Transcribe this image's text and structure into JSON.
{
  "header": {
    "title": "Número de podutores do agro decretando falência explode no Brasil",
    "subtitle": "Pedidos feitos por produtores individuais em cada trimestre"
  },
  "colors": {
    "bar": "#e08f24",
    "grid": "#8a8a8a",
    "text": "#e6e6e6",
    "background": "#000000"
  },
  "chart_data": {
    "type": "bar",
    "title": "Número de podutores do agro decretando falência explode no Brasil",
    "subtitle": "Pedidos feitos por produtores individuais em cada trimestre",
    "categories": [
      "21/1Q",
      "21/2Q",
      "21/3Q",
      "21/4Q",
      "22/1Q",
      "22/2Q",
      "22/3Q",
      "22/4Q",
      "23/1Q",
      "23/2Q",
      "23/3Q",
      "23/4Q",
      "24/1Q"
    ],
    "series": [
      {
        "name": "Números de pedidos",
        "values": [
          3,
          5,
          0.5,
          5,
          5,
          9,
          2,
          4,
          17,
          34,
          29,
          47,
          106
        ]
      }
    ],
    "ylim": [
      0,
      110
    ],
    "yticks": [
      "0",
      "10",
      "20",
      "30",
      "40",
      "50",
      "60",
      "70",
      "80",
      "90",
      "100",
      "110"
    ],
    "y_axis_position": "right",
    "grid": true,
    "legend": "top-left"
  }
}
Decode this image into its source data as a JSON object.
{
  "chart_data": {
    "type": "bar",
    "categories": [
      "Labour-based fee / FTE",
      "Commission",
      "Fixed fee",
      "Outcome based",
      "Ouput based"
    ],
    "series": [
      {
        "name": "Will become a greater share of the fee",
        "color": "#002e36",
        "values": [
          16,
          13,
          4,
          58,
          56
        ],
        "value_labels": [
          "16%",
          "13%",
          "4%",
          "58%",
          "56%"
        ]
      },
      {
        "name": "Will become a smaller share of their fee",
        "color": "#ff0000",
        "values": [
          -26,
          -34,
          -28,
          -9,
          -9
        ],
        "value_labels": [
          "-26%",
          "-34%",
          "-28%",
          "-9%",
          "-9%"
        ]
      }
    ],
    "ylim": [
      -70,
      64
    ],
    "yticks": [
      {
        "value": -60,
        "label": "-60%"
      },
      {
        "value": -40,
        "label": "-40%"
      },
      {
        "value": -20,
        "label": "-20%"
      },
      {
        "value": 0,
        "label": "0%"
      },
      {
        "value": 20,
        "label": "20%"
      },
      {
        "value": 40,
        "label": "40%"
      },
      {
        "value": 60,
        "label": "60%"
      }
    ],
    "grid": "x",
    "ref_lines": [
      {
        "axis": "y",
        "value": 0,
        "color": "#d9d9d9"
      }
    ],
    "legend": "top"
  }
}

::::::

● Work required
Extract each record, keeping it identical to the original.

● Solution for this exercise
Transcribe this image's text and structure into JSON.
{
  "header": {
    "title": "Número de podutores do agro decretando falência explode no Brasil",
    "subtitle": "Pedidos feitos por produtores individuais em cada trimestre"
  },
  "colors": {
    "bar": "#e08f24",
    "grid": "#8a8a8a",
    "text": "#e6e6e6",
    "background": "#000000"
  },
  "chart_data": {
    "type": "bar",
    "title": "Número de podutores do agro decretando falência explode no Brasil",
    "subtitle": "Pedidos feitos por produtores individuais em cada trimestre",
    "categories": [
      "21/1Q",
      "21/2Q",
      "21/3Q",
      "21/4Q",
      "22/1Q",
      "22/2Q",
      "22/3Q",
      "22/4Q",
      "23/1Q",
      "23/2Q",
      "23/3Q",
      "23/4Q",
      "24/1Q"
    ],
    "series": [
      {
        "name": "Números de pedidos",
        "values": [
          3,
          5,
          0.5,
          5,
          5,
          9,
          2,
          4,
          17,
          34,
          29,
          47,
          106
        ]
      }
    ],
    "ylim": [
      0,
      110
    ],
    "yticks": [
      "0",
      "10",
      "20",
      "30",
      "40",
      "50",
      "60",
      "70",
      "80",
      "90",
      "100",
      "110"
    ],
    "y_axis_position": "right",
    "grid": true,
    "legend": "top-left"
  }
}
Decode this image into its source data as a JSON object.
{
  "chart_data": {
    "type": "bar",
    "categories": [
      "Labour-based fee / FTE",
      "Commission",
      "Fixed fee",
      "Outcome based",
      "Ouput based"
    ],
    "series": [
      {
        "name": "Will become a greater share of the fee",
        "color": "#002e36",
        "values": [
          16,
          13,
          4,
          58,
          56
        ],
        "value_labels": [
          "16%",
          "13%",
          "4%",
          "58%",
          "56%"
        ]
      },
      {
        "name": "Will become a smaller share of their fee",
        "color": "#ff0000",
        "values": [
          -26,
          -34,
          -28,
          -9,
          -9
        ],
        "value_labels": [
          "-26%",
          "-34%",
          "-28%",
          "-9%",
          "-9%"
        ]
      }
    ],
    "ylim": [
      -70,
      64
    ],
    "yticks": [
      {
        "value": -60,
        "label": "-60%"
      },
      {
        "value": -40,
        "label": "-40%"
      },
      {
        "value": -20,
        "label": "-20%"
      },
      {
        "value": 0,
        "label": "0%"
      },
      {
        "value": 20,
        "label": "20%"
      },
      {
        "value": 40,
        "label": "40%"
      },
      {
        "value": 60,
        "label": "60%"
      }
    ],
    "grid": "x",
    "ref_lines": [
      {
        "axis": "y",
        "value": 0,
        "color": "#d9d9d9"
      }
    ],
    "legend": "top"
  }
}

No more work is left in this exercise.